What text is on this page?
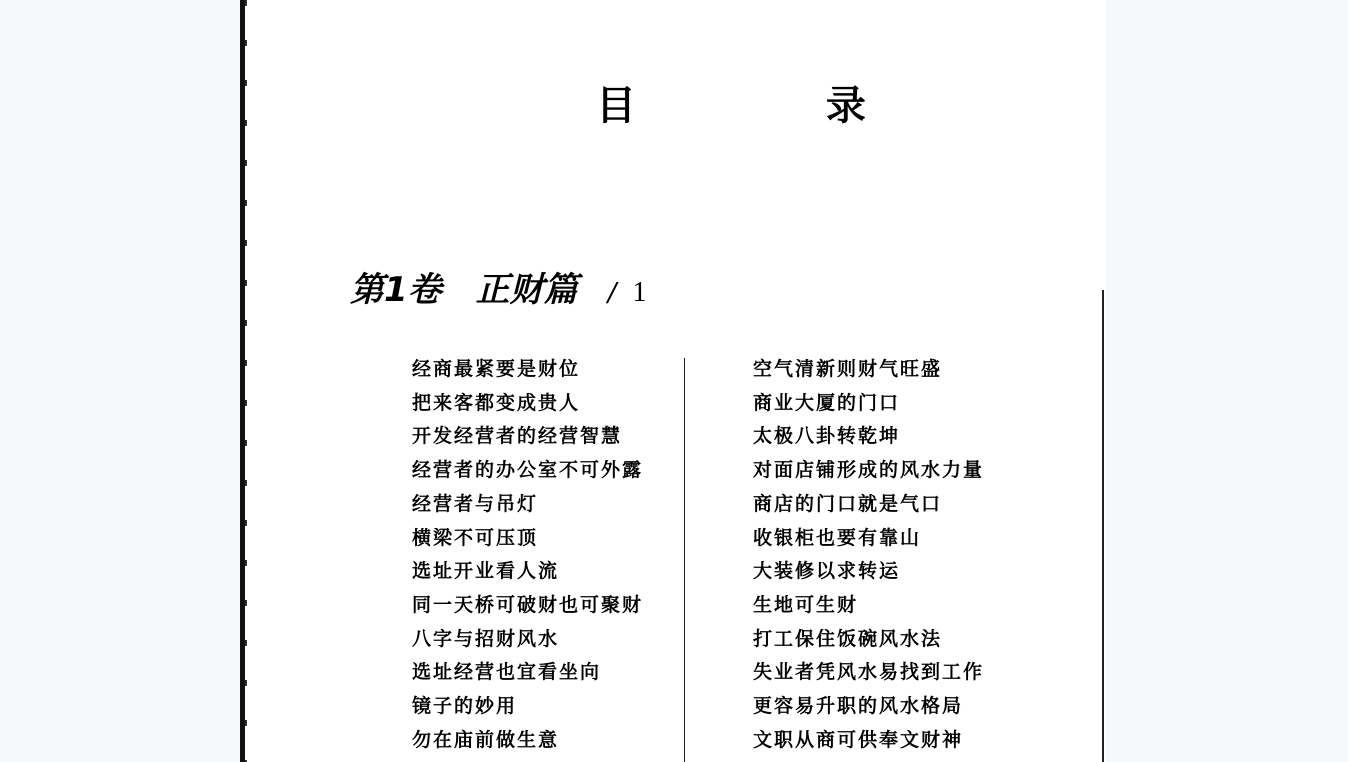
目 录
第1卷　正财篇 / 1
经商最紧要是财位
把来客都变成贵人
开发经营者的经营智慧
经营者的办公室不可外露
经营者与吊灯
横梁不可压顶
选址开业看人流
同一天桥可破财也可聚财
八字与招财风水
选址经营也宜看坐向
镜子的妙用
勿在庙前做生意
空气清新则财气旺盛
商业大厦的门口
太极八卦转乾坤
对面店铺形成的风水力量
商店的门口就是气口
收银柜也要有靠山
大装修以求转运
生地可生财
打工保住饭碗风水法
失业者凭风水易找到工作
更容易升职的风水格局
文职从商可供奉文财神
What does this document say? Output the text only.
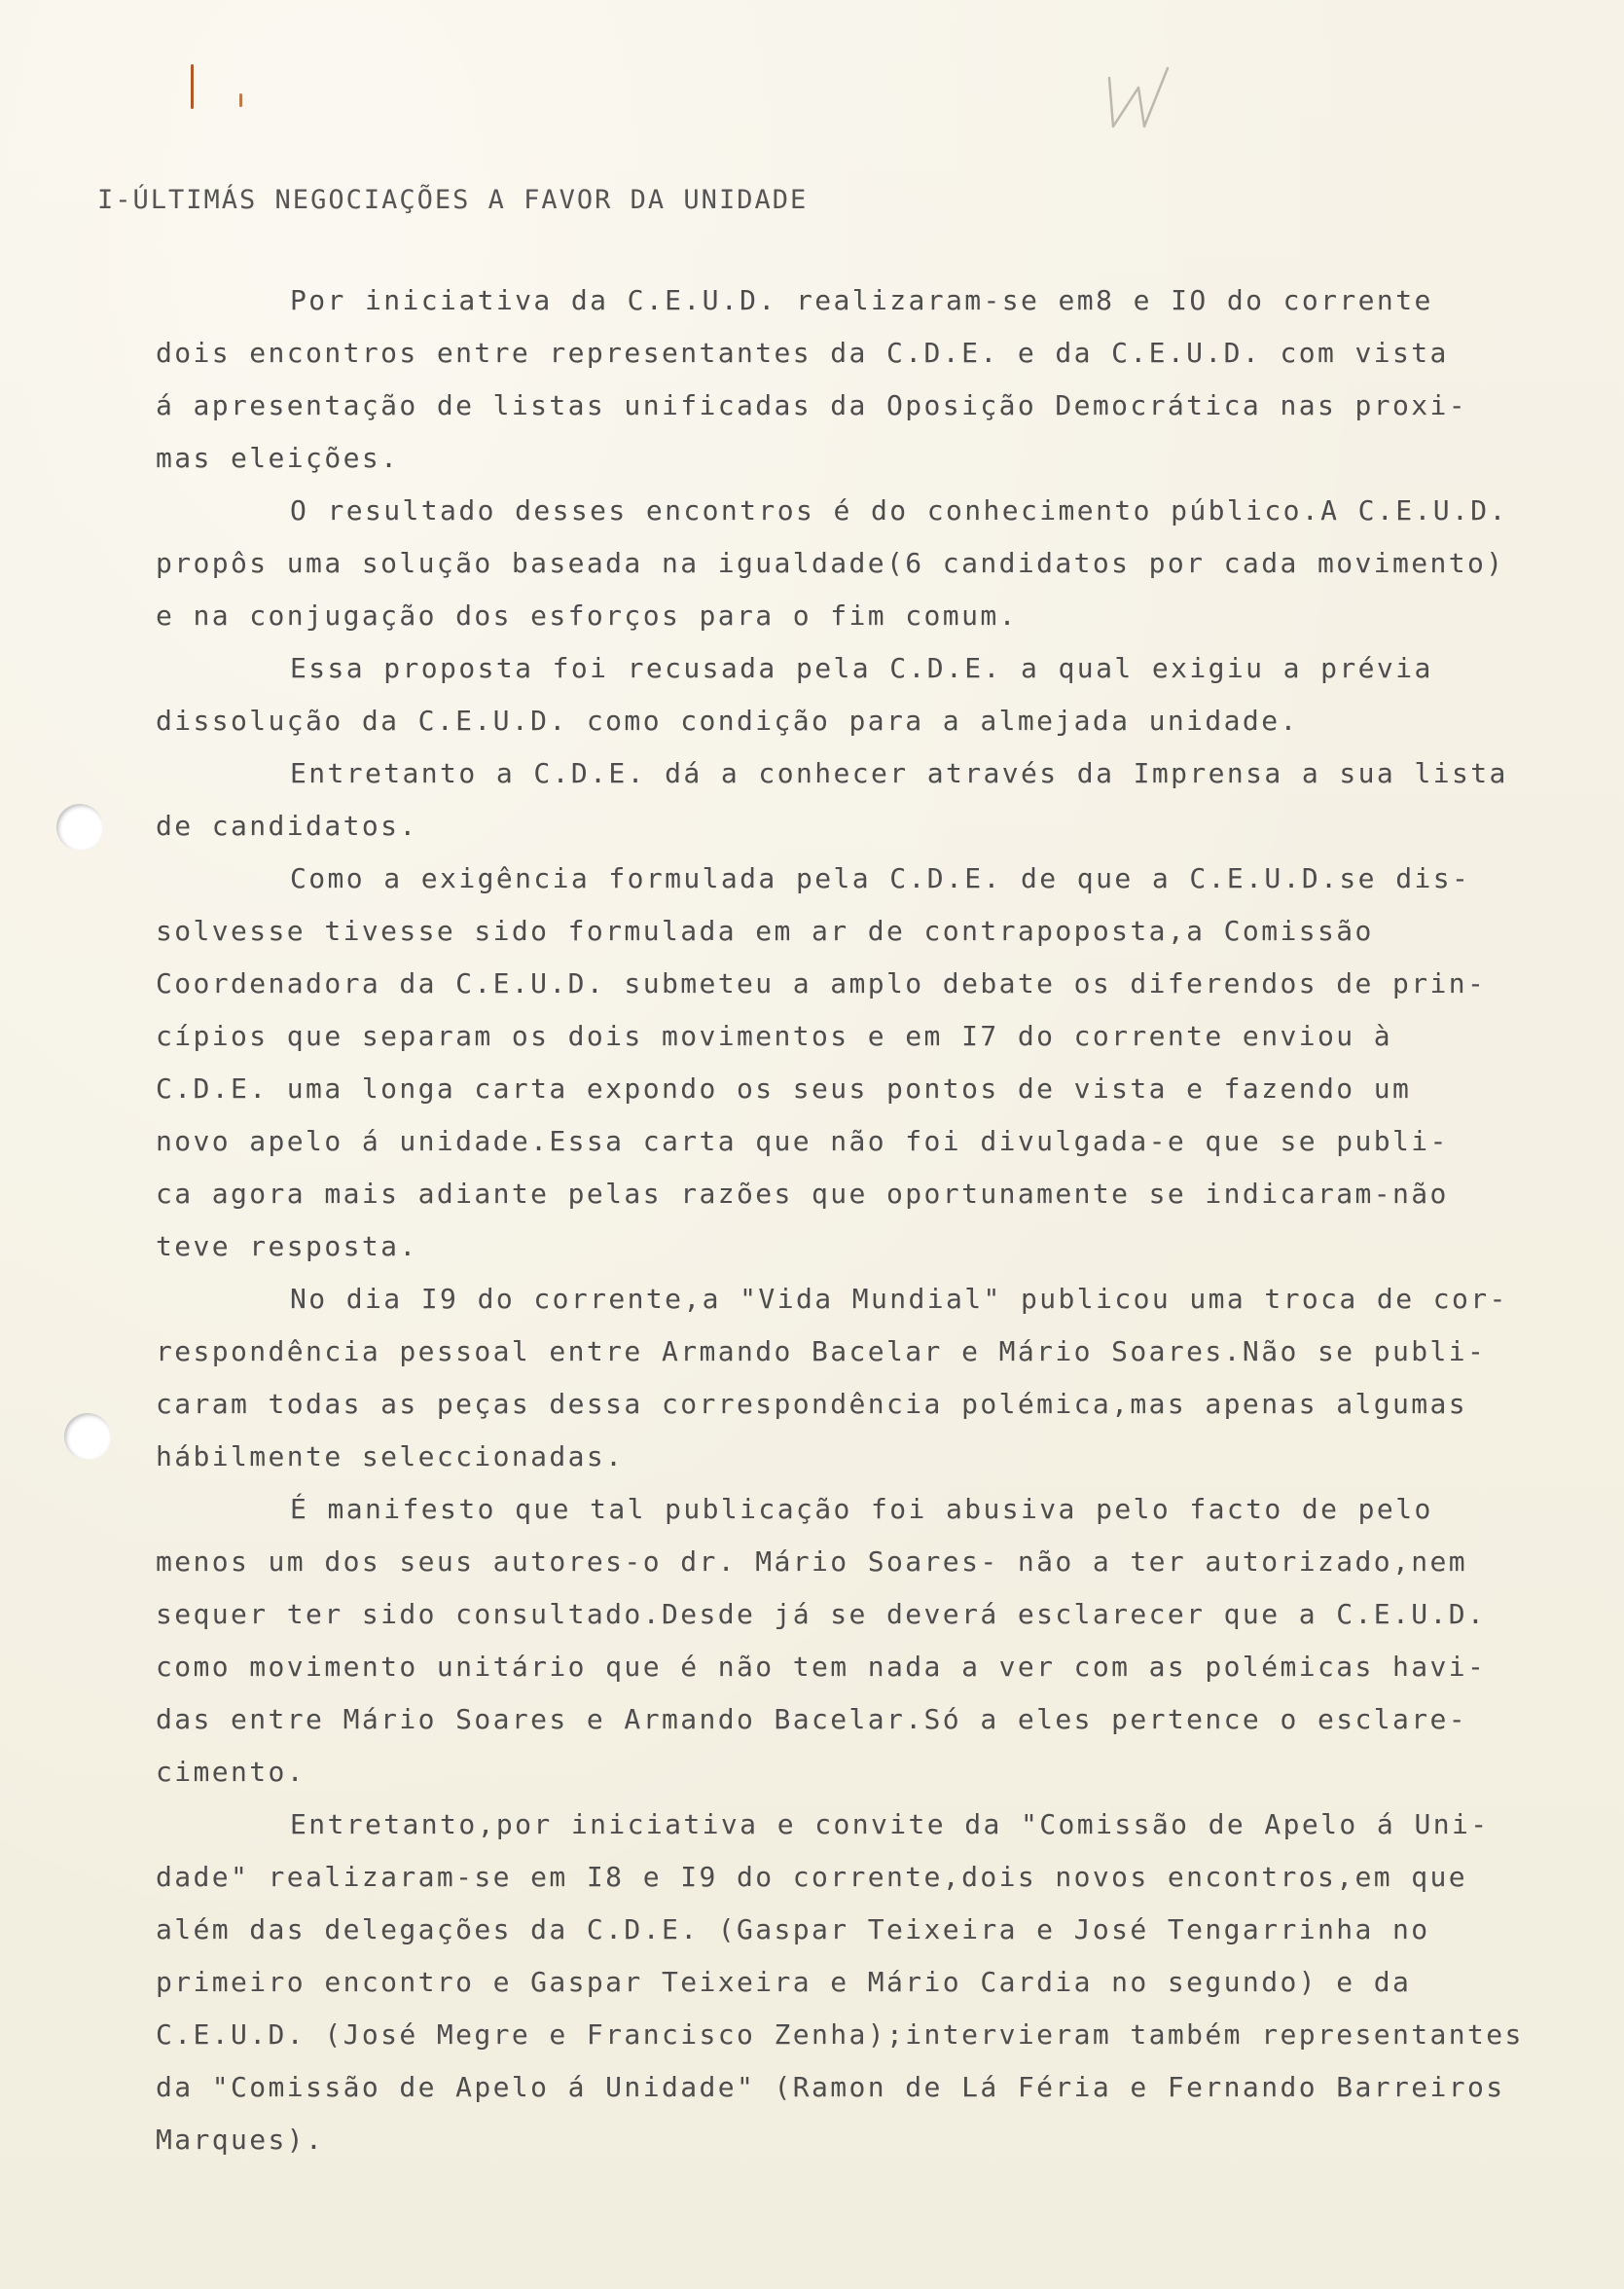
I-ÚLTIMÁS NEGOCIAÇÕES A FAVOR DA UNIDADE
Por iniciativa da C.E.U.D. realizaram-se em8 e IO do corrente
dois encontros entre representantes da C.D.E. e da C.E.U.D. com vista
á apresentação de listas unificadas da Oposição Democrática nas proxi-
mas eleições.
O resultado desses encontros é do conhecimento público.A C.E.U.D.
propôs uma solução baseada na igualdade(6 candidatos por cada movimento)
e na conjugação dos esforços para o fim comum.
Essa proposta foi recusada pela C.D.E. a qual exigiu a prévia
dissolução da C.E.U.D. como condição para a almejada unidade.
Entretanto a C.D.E. dá a conhecer através da Imprensa a sua lista
de candidatos.
Como a exigência formulada pela C.D.E. de que a C.E.U.D.se dis-
solvesse tivesse sido formulada em ar de contrapoposta,a Comissão
Coordenadora da C.E.U.D. submeteu a amplo debate os diferendos de prin-
cípios que separam os dois movimentos e em I7 do corrente enviou à
C.D.E. uma longa carta expondo os seus pontos de vista e fazendo um
novo apelo á unidade.Essa carta que não foi divulgada-e que se publi-
ca agora mais adiante pelas razões que oportunamente se indicaram-não
teve resposta.
No dia I9 do corrente,a "Vida Mundial" publicou uma troca de cor-
respondência pessoal entre Armando Bacelar e Mário Soares.Não se publi-
caram todas as peças dessa correspondência polémica,mas apenas algumas
hábilmente seleccionadas.
É manifesto que tal publicação foi abusiva pelo facto de pelo
menos um dos seus autores-o dr. Mário Soares- não a ter autorizado,nem
sequer ter sido consultado.Desde já se deverá esclarecer que a C.E.U.D.
como movimento unitário que é não tem nada a ver com as polémicas havi-
das entre Mário Soares e Armando Bacelar.Só a eles pertence o esclare-
cimento.
Entretanto,por iniciativa e convite da "Comissão de Apelo á Uni-
dade" realizaram-se em I8 e I9 do corrente,dois novos encontros,em que
além das delegações da C.D.E. (Gaspar Teixeira e José Tengarrinha no
primeiro encontro e Gaspar Teixeira e Mário Cardia no segundo) e da
C.E.U.D. (José Megre e Francisco Zenha);intervieram também representantes
da "Comissão de Apelo á Unidade" (Ramon de Lá Féria e Fernando Barreiros
Marques).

· · · · ·

_Task goal:_ Output only the lines running from the line with "What does this" through the last line of the entries above, inclusive, with pictures excluded.

_Response to the task:_
What does this document say? Output the text only.
I-ÚLTIMÁS NEGOCIAÇÕES A FAVOR DA UNIDADE
Por iniciativa da C.E.U.D. realizaram-se em8 e IO do corrente
dois encontros entre representantes da C.D.E. e da C.E.U.D. com vista
á apresentação de listas unificadas da Oposição Democrática nas proxi-
mas eleições.
O resultado desses encontros é do conhecimento público.A C.E.U.D.
propôs uma solução baseada na igualdade(6 candidatos por cada movimento)
e na conjugação dos esforços para o fim comum.
Essa proposta foi recusada pela C.D.E. a qual exigiu a prévia
dissolução da C.E.U.D. como condição para a almejada unidade.
Entretanto a C.D.E. dá a conhecer através da Imprensa a sua lista
de candidatos.
Como a exigência formulada pela C.D.E. de que a C.E.U.D.se dis-
solvesse tivesse sido formulada em ar de contrapoposta,a Comissão
Coordenadora da C.E.U.D. submeteu a amplo debate os diferendos de prin-
cípios que separam os dois movimentos e em I7 do corrente enviou à
C.D.E. uma longa carta expondo os seus pontos de vista e fazendo um
novo apelo á unidade.Essa carta que não foi divulgada-e que se publi-
ca agora mais adiante pelas razões que oportunamente se indicaram-não
teve resposta.
No dia I9 do corrente,a "Vida Mundial" publicou uma troca de cor-
respondência pessoal entre Armando Bacelar e Mário Soares.Não se publi-
caram todas as peças dessa correspondência polémica,mas apenas algumas
hábilmente seleccionadas.
É manifesto que tal publicação foi abusiva pelo facto de pelo
menos um dos seus autores-o dr. Mário Soares- não a ter autorizado,nem
sequer ter sido consultado.Desde já se deverá esclarecer que a C.E.U.D.
como movimento unitário que é não tem nada a ver com as polémicas havi-
das entre Mário Soares e Armando Bacelar.Só a eles pertence o esclare-
cimento.
Entretanto,por iniciativa e convite da "Comissão de Apelo á Uni-
dade" realizaram-se em I8 e I9 do corrente,dois novos encontros,em que
além das delegações da C.D.E. (Gaspar Teixeira e José Tengarrinha no
primeiro encontro e Gaspar Teixeira e Mário Cardia no segundo) e da
C.E.U.D. (José Megre e Francisco Zenha);intervieram também representantes
da "Comissão de Apelo á Unidade" (Ramon de Lá Féria e Fernando Barreiros
Marques).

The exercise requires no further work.